Look for the word "true" in the entries below, then copy every line that has it.
--- --- ---
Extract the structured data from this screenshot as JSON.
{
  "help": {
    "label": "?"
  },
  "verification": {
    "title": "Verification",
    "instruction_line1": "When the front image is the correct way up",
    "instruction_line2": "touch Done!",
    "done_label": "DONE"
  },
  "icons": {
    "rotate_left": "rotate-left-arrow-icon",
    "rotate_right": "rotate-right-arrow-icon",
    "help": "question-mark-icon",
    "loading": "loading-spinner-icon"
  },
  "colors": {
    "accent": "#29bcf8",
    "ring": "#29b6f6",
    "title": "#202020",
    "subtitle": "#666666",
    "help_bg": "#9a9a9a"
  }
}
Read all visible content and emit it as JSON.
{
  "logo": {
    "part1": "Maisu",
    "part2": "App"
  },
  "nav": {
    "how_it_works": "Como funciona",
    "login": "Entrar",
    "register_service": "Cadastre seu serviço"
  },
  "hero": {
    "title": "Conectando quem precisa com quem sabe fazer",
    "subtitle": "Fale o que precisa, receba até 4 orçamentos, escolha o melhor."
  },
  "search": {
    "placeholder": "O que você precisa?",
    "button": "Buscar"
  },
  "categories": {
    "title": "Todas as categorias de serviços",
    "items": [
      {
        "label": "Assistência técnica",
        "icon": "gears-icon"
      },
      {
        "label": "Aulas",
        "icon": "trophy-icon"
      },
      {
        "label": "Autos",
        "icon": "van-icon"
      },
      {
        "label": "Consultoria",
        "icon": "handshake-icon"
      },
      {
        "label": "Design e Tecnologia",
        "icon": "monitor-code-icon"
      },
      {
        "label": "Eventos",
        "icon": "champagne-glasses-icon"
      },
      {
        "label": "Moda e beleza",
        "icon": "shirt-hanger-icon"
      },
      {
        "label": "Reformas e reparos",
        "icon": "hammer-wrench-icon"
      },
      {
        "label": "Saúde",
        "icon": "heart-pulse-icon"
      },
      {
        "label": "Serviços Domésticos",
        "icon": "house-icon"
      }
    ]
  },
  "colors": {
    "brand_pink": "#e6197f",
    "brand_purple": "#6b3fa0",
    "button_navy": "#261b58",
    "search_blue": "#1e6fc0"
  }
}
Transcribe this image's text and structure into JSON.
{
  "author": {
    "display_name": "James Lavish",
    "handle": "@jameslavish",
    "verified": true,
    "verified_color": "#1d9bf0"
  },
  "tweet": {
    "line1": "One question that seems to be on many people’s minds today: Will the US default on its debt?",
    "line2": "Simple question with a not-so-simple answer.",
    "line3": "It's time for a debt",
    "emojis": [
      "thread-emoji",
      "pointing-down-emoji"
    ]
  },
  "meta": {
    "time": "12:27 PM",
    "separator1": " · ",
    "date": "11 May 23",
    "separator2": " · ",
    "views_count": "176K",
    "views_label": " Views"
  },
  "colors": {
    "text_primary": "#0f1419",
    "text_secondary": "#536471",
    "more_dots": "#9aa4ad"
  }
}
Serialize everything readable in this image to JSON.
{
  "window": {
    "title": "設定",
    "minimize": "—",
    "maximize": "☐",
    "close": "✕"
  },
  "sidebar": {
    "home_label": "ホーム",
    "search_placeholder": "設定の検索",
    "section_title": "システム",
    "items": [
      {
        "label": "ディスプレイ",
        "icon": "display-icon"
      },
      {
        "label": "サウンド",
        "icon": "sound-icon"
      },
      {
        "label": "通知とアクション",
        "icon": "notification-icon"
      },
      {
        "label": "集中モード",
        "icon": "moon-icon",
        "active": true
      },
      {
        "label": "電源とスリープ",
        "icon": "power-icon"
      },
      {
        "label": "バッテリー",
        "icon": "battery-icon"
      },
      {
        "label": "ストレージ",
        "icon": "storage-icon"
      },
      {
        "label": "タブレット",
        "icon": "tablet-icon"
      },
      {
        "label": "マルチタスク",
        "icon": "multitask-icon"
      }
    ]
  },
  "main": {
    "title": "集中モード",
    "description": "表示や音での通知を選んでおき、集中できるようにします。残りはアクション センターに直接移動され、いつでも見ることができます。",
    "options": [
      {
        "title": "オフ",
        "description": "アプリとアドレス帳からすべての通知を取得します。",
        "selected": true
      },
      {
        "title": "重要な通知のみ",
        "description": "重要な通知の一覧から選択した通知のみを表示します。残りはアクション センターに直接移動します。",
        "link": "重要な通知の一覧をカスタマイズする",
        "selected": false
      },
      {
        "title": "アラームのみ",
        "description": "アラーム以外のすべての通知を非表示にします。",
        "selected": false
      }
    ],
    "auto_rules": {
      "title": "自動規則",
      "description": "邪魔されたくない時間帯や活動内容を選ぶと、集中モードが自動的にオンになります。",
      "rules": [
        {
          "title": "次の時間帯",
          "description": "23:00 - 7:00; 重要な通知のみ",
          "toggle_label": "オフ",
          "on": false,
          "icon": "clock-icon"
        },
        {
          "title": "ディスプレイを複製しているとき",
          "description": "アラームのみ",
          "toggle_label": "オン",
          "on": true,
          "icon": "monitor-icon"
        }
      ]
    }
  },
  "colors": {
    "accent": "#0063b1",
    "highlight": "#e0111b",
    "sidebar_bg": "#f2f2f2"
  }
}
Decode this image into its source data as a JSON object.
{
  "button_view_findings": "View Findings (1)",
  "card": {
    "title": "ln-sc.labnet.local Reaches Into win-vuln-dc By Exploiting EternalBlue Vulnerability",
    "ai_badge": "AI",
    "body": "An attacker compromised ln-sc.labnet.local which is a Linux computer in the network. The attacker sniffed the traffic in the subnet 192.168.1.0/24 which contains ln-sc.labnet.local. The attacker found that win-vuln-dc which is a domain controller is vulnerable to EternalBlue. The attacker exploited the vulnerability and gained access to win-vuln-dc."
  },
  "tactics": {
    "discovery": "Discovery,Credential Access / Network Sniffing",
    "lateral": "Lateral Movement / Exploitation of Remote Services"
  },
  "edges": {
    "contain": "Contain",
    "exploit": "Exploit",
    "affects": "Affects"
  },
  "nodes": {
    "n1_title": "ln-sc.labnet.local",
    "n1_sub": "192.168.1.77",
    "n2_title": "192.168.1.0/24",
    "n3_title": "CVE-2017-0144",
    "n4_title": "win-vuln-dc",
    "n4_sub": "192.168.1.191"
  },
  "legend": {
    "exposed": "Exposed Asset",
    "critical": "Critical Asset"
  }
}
--- --- ---
:: SOLUTION FOR THIS PROBLEM ::
    "verified": true,
        "active": true
        "selected": true
          "on": true,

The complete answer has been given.